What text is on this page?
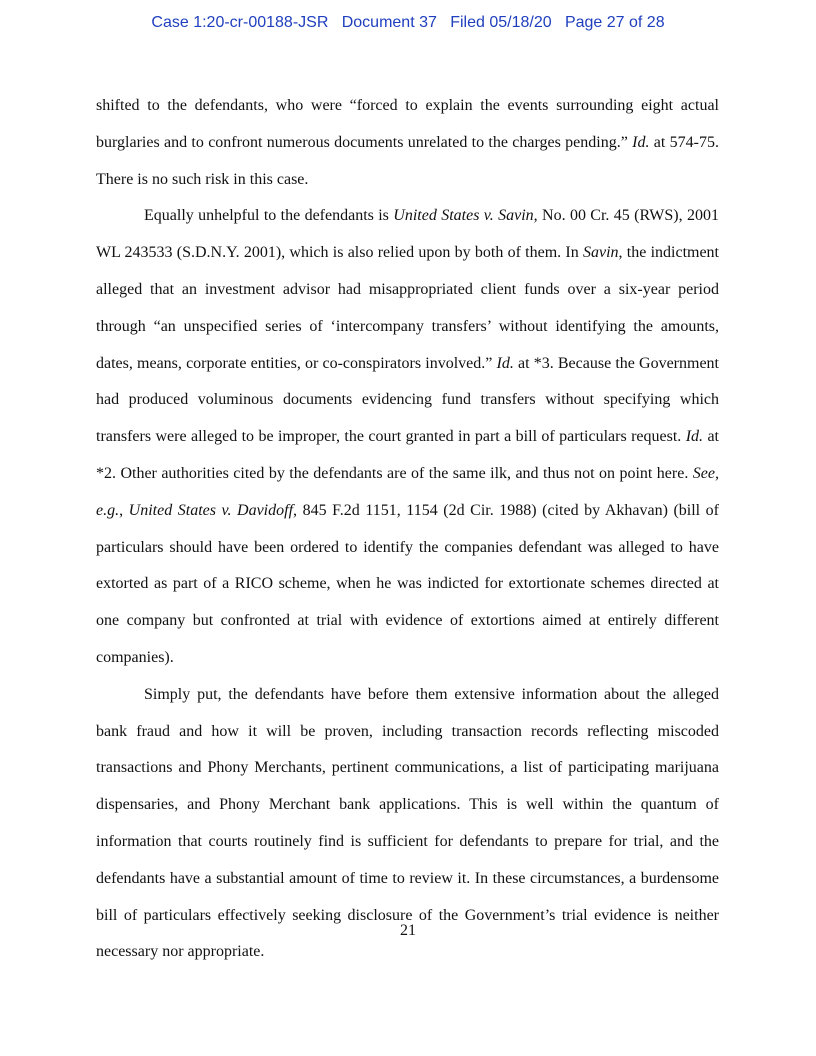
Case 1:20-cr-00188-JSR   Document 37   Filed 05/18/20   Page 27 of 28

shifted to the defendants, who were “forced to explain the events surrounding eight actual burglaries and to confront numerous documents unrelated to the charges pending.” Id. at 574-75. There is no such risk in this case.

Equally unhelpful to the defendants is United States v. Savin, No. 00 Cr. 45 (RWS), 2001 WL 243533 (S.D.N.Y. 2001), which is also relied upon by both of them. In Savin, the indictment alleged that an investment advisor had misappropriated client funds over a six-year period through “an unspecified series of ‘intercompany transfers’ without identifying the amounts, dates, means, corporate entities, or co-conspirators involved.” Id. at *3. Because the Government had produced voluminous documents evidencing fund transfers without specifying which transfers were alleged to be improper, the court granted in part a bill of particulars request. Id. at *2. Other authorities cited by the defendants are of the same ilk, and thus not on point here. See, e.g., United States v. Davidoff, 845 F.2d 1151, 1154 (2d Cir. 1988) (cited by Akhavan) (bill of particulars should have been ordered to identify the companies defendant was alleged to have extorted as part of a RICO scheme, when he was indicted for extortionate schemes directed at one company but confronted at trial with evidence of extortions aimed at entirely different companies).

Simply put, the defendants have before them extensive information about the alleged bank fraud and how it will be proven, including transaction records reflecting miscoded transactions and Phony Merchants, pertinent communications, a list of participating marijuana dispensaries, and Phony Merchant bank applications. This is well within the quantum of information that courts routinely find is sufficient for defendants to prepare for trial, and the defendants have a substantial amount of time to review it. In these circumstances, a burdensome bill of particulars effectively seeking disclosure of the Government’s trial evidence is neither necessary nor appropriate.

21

────

▸ SHORT EXERCISE
Each entry above is to be written out again unchanged, apart from the pictures, which are left out.

▸ PROBLEM SOLUTION
What text is on this page?
Case 1:20-cr-00188-JSR   Document 37   Filed 05/18/20   Page 27 of 28

shifted to the defendants, who were “forced to explain the events surrounding eight actual burglaries and to confront numerous documents unrelated to the charges pending.” Id. at 574-75. There is no such risk in this case.

Equally unhelpful to the defendants is United States v. Savin, No. 00 Cr. 45 (RWS), 2001 WL 243533 (S.D.N.Y. 2001), which is also relied upon by both of them. In Savin, the indictment alleged that an investment advisor had misappropriated client funds over a six-year period through “an unspecified series of ‘intercompany transfers’ without identifying the amounts, dates, means, corporate entities, or co-conspirators involved.” Id. at *3. Because the Government had produced voluminous documents evidencing fund transfers without specifying which transfers were alleged to be improper, the court granted in part a bill of particulars request. Id. at *2. Other authorities cited by the defendants are of the same ilk, and thus not on point here. See, e.g., United States v. Davidoff, 845 F.2d 1151, 1154 (2d Cir. 1988) (cited by Akhavan) (bill of particulars should have been ordered to identify the companies defendant was alleged to have extorted as part of a RICO scheme, when he was indicted for extortionate schemes directed at one company but confronted at trial with evidence of extortions aimed at entirely different companies).

Simply put, the defendants have before them extensive information about the alleged bank fraud and how it will be proven, including transaction records reflecting miscoded transactions and Phony Merchants, pertinent communications, a list of participating marijuana dispensaries, and Phony Merchant bank applications. This is well within the quantum of information that courts routinely find is sufficient for defendants to prepare for trial, and the defendants have a substantial amount of time to review it. In these circumstances, a burdensome bill of particulars effectively seeking disclosure of the Government’s trial evidence is neither necessary nor appropriate.

21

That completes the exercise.